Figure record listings
START

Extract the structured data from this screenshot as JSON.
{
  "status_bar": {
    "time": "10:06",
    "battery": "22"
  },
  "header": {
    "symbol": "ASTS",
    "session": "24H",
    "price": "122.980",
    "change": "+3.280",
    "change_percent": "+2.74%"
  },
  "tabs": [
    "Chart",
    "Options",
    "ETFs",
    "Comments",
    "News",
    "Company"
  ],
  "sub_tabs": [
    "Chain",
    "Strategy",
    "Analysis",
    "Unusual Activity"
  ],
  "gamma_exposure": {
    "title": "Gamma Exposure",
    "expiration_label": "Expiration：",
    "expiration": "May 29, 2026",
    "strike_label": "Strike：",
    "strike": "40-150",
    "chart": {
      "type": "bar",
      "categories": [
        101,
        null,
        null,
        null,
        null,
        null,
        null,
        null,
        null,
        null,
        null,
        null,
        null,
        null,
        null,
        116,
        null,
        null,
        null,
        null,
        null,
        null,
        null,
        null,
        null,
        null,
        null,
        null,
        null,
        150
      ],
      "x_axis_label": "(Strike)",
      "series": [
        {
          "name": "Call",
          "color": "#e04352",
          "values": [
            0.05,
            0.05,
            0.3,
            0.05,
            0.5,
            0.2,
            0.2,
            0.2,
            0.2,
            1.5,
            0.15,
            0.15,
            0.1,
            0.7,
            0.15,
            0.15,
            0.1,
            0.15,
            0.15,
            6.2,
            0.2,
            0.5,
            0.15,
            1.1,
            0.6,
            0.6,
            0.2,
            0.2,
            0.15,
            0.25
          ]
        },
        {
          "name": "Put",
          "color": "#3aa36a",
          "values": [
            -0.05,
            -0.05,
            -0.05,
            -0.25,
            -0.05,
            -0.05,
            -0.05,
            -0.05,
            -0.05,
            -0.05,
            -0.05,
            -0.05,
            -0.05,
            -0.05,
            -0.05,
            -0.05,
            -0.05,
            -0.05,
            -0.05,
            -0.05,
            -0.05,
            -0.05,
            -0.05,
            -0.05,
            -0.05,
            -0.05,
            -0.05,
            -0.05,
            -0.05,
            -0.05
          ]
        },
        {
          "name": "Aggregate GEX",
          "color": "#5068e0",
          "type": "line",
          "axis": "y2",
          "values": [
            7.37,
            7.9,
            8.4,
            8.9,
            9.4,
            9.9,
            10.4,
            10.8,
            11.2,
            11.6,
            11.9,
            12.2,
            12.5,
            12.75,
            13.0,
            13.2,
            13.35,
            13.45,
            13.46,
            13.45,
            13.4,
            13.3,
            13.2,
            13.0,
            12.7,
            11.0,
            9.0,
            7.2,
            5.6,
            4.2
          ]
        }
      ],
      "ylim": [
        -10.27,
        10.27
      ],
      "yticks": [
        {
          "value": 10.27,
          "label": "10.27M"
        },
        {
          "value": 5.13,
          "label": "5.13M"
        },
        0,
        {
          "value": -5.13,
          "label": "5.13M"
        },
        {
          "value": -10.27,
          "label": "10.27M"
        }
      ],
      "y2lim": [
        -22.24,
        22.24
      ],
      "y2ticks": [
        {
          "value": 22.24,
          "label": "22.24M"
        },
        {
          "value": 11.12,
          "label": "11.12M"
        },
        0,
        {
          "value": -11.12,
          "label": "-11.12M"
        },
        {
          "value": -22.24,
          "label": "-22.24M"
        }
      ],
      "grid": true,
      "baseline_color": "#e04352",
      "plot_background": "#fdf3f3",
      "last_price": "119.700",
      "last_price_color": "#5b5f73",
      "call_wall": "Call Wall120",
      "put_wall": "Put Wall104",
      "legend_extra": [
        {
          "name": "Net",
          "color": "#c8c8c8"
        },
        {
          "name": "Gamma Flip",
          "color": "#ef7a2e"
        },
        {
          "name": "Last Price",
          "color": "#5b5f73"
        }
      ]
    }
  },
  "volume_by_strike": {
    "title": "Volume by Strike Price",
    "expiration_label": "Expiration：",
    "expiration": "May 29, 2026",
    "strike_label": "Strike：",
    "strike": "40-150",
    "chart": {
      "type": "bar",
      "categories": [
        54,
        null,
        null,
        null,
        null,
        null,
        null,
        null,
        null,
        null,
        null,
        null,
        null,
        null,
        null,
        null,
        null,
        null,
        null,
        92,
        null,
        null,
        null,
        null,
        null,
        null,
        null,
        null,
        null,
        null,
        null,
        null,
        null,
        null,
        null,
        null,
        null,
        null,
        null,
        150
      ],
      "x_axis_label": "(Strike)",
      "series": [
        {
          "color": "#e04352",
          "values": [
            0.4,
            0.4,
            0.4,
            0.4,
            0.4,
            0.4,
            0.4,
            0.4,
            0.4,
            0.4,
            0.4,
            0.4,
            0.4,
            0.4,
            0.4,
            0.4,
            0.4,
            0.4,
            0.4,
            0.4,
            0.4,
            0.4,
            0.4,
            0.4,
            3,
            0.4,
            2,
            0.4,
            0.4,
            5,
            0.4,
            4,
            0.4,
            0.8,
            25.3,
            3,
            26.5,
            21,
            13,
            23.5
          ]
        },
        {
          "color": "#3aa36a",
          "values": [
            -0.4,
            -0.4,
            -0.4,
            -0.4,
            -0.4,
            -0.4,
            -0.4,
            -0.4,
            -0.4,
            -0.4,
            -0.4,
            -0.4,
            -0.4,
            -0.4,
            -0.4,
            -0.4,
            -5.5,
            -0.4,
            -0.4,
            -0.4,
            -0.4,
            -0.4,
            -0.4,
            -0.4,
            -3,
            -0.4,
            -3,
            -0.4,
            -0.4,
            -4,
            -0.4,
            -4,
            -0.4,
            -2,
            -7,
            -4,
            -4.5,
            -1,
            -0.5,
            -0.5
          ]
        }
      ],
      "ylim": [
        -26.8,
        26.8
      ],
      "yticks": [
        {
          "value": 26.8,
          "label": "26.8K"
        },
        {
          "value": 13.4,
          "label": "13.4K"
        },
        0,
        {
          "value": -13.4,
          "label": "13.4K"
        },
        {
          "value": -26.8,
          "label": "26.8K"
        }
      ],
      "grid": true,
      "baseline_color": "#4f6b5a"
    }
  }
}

END

» **What to do**
Take the records above and return them exactly as written.

» **Response**
Extract the structured data from this screenshot as JSON.
{
  "status_bar": {
    "time": "10:06",
    "battery": "22"
  },
  "header": {
    "symbol": "ASTS",
    "session": "24H",
    "price": "122.980",
    "change": "+3.280",
    "change_percent": "+2.74%"
  },
  "tabs": [
    "Chart",
    "Options",
    "ETFs",
    "Comments",
    "News",
    "Company"
  ],
  "sub_tabs": [
    "Chain",
    "Strategy",
    "Analysis",
    "Unusual Activity"
  ],
  "gamma_exposure": {
    "title": "Gamma Exposure",
    "expiration_label": "Expiration：",
    "expiration": "May 29, 2026",
    "strike_label": "Strike：",
    "strike": "40-150",
    "chart": {
      "type": "bar",
      "categories": [
        101,
        null,
        null,
        null,
        null,
        null,
        null,
        null,
        null,
        null,
        null,
        null,
        null,
        null,
        null,
        116,
        null,
        null,
        null,
        null,
        null,
        null,
        null,
        null,
        null,
        null,
        null,
        null,
        null,
        150
      ],
      "x_axis_label": "(Strike)",
      "series": [
        {
          "name": "Call",
          "color": "#e04352",
          "values": [
            0.05,
            0.05,
            0.3,
            0.05,
            0.5,
            0.2,
            0.2,
            0.2,
            0.2,
            1.5,
            0.15,
            0.15,
            0.1,
            0.7,
            0.15,
            0.15,
            0.1,
            0.15,
            0.15,
            6.2,
            0.2,
            0.5,
            0.15,
            1.1,
            0.6,
            0.6,
            0.2,
            0.2,
            0.15,
            0.25
          ]
        },
        {
          "name": "Put",
          "color": "#3aa36a",
          "values": [
            -0.05,
            -0.05,
            -0.05,
            -0.25,
            -0.05,
            -0.05,
            -0.05,
            -0.05,
            -0.05,
            -0.05,
            -0.05,
            -0.05,
            -0.05,
            -0.05,
            -0.05,
            -0.05,
            -0.05,
            -0.05,
            -0.05,
            -0.05,
            -0.05,
            -0.05,
            -0.05,
            -0.05,
            -0.05,
            -0.05,
            -0.05,
            -0.05,
            -0.05,
            -0.05
          ]
        },
        {
          "name": "Aggregate GEX",
          "color": "#5068e0",
          "type": "line",
          "axis": "y2",
          "values": [
            7.37,
            7.9,
            8.4,
            8.9,
            9.4,
            9.9,
            10.4,
            10.8,
            11.2,
            11.6,
            11.9,
            12.2,
            12.5,
            12.75,
            13.0,
            13.2,
            13.35,
            13.45,
            13.46,
            13.45,
            13.4,
            13.3,
            13.2,
            13.0,
            12.7,
            11.0,
            9.0,
            7.2,
            5.6,
            4.2
          ]
        }
      ],
      "ylim": [
        -10.27,
        10.27
      ],
      "yticks": [
        {
          "value": 10.27,
          "label": "10.27M"
        },
        {
          "value": 5.13,
          "label": "5.13M"
        },
        0,
        {
          "value": -5.13,
          "label": "5.13M"
        },
        {
          "value": -10.27,
          "label": "10.27M"
        }
      ],
      "y2lim": [
        -22.24,
        22.24
      ],
      "y2ticks": [
        {
          "value": 22.24,
          "label": "22.24M"
        },
        {
          "value": 11.12,
          "label": "11.12M"
        },
        0,
        {
          "value": -11.12,
          "label": "-11.12M"
        },
        {
          "value": -22.24,
          "label": "-22.24M"
        }
      ],
      "grid": true,
      "baseline_color": "#e04352",
      "plot_background": "#fdf3f3",
      "last_price": "119.700",
      "last_price_color": "#5b5f73",
      "call_wall": "Call Wall120",
      "put_wall": "Put Wall104",
      "legend_extra": [
        {
          "name": "Net",
          "color": "#c8c8c8"
        },
        {
          "name": "Gamma Flip",
          "color": "#ef7a2e"
        },
        {
          "name": "Last Price",
          "color": "#5b5f73"
        }
      ]
    }
  },
  "volume_by_strike": {
    "title": "Volume by Strike Price",
    "expiration_label": "Expiration：",
    "expiration": "May 29, 2026",
    "strike_label": "Strike：",
    "strike": "40-150",
    "chart": {
      "type": "bar",
      "categories": [
        54,
        null,
        null,
        null,
        null,
        null,
        null,
        null,
        null,
        null,
        null,
        null,
        null,
        null,
        null,
        null,
        null,
        null,
        null,
        92,
        null,
        null,
        null,
        null,
        null,
        null,
        null,
        null,
        null,
        null,
        null,
        null,
        null,
        null,
        null,
        null,
        null,
        null,
        null,
        150
      ],
      "x_axis_label": "(Strike)",
      "series": [
        {
          "color": "#e04352",
          "values": [
            0.4,
            0.4,
            0.4,
            0.4,
            0.4,
            0.4,
            0.4,
            0.4,
            0.4,
            0.4,
            0.4,
            0.4,
            0.4,
            0.4,
            0.4,
            0.4,
            0.4,
            0.4,
            0.4,
            0.4,
            0.4,
            0.4,
            0.4,
            0.4,
            3,
            0.4,
            2,
            0.4,
            0.4,
            5,
            0.4,
            4,
            0.4,
            0.8,
            25.3,
            3,
            26.5,
            21,
            13,
            23.5
          ]
        },
        {
          "color": "#3aa36a",
          "values": [
            -0.4,
            -0.4,
            -0.4,
            -0.4,
            -0.4,
            -0.4,
            -0.4,
            -0.4,
            -0.4,
            -0.4,
            -0.4,
            -0.4,
            -0.4,
            -0.4,
            -0.4,
            -0.4,
            -5.5,
            -0.4,
            -0.4,
            -0.4,
            -0.4,
            -0.4,
            -0.4,
            -0.4,
            -3,
            -0.4,
            -3,
            -0.4,
            -0.4,
            -4,
            -0.4,
            -4,
            -0.4,
            -2,
            -7,
            -4,
            -4.5,
            -1,
            -0.5,
            -0.5
          ]
        }
      ],
      "ylim": [
        -26.8,
        26.8
      ],
      "yticks": [
        {
          "value": 26.8,
          "label": "26.8K"
        },
        {
          "value": 13.4,
          "label": "13.4K"
        },
        0,
        {
          "value": -13.4,
          "label": "13.4K"
        },
        {
          "value": -26.8,
          "label": "26.8K"
        }
      ],
      "grid": true,
      "baseline_color": "#4f6b5a"
    }
  }
}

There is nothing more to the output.